INSTRUCTION:
Wherever the string "entry" occurs in a line of these records, report that line.

GIVEN ENTRIES:
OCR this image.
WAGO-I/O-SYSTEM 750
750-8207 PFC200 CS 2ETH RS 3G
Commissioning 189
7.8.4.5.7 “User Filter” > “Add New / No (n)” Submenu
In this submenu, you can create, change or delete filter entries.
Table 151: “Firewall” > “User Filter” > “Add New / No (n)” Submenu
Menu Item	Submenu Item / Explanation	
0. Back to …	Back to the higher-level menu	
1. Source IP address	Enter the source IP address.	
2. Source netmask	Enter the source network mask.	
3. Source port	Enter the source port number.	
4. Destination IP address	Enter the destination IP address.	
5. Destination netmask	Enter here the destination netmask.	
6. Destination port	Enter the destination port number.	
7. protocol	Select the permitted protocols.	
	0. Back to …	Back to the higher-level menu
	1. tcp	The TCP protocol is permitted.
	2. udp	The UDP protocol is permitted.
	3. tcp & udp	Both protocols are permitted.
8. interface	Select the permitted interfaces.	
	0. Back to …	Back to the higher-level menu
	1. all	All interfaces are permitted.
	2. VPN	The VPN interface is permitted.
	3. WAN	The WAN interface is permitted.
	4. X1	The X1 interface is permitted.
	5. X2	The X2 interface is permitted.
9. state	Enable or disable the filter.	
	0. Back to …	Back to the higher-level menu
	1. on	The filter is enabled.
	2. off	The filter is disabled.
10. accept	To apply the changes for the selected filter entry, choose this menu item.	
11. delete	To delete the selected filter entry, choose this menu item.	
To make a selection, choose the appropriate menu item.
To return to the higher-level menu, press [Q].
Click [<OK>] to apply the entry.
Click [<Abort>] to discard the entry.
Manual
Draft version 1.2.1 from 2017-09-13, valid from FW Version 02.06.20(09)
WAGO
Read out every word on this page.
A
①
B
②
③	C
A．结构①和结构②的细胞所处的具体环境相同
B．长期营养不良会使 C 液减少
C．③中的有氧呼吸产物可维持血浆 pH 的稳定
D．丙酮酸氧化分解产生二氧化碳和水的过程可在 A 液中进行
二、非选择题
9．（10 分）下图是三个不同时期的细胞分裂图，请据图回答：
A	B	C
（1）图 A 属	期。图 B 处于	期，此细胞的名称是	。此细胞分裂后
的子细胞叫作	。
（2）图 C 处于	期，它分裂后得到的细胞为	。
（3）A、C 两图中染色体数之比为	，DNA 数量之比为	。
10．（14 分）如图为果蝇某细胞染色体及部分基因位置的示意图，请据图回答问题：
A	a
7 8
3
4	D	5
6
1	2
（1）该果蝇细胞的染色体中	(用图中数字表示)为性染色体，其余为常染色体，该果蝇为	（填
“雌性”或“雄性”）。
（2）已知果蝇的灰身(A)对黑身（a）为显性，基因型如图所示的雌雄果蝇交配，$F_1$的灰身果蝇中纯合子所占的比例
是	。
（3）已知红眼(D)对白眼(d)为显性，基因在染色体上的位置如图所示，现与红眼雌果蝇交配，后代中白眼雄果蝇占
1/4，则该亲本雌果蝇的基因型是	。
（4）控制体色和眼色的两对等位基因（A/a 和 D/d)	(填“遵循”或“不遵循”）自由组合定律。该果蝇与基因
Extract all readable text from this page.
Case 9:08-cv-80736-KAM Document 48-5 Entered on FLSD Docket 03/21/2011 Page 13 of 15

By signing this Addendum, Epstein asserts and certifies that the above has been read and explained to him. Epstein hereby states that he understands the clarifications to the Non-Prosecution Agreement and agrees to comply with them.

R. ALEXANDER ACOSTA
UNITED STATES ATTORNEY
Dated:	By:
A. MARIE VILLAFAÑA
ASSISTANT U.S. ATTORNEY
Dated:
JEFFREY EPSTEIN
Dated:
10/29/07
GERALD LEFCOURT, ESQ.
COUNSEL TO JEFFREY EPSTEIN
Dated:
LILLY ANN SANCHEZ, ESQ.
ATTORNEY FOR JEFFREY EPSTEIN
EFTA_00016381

WRITTEN REPLY:
10. accept	To apply the changes for the selected filter entry, choose this menu item.	
11. delete	To delete the selected filter entry, choose this menu item.	
Click [<OK>] to apply the entry.
Click [<Abort>] to discard the entry.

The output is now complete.